## Work to do
Work out how many lines have "screw" in them. Give only that number.
:: Exercise data
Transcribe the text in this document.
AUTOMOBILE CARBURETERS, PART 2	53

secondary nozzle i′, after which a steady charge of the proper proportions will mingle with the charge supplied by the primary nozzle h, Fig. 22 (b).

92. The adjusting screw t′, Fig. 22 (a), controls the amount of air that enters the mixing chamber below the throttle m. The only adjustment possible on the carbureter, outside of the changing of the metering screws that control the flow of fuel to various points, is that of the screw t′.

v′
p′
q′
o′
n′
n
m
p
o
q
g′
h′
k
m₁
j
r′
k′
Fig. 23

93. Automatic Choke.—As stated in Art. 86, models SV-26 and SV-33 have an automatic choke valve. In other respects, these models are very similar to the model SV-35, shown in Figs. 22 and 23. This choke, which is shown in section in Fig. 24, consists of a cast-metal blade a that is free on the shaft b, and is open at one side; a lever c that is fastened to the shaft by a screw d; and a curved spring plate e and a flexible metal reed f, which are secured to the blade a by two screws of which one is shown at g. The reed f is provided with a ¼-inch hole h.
::::
## Problem solution
2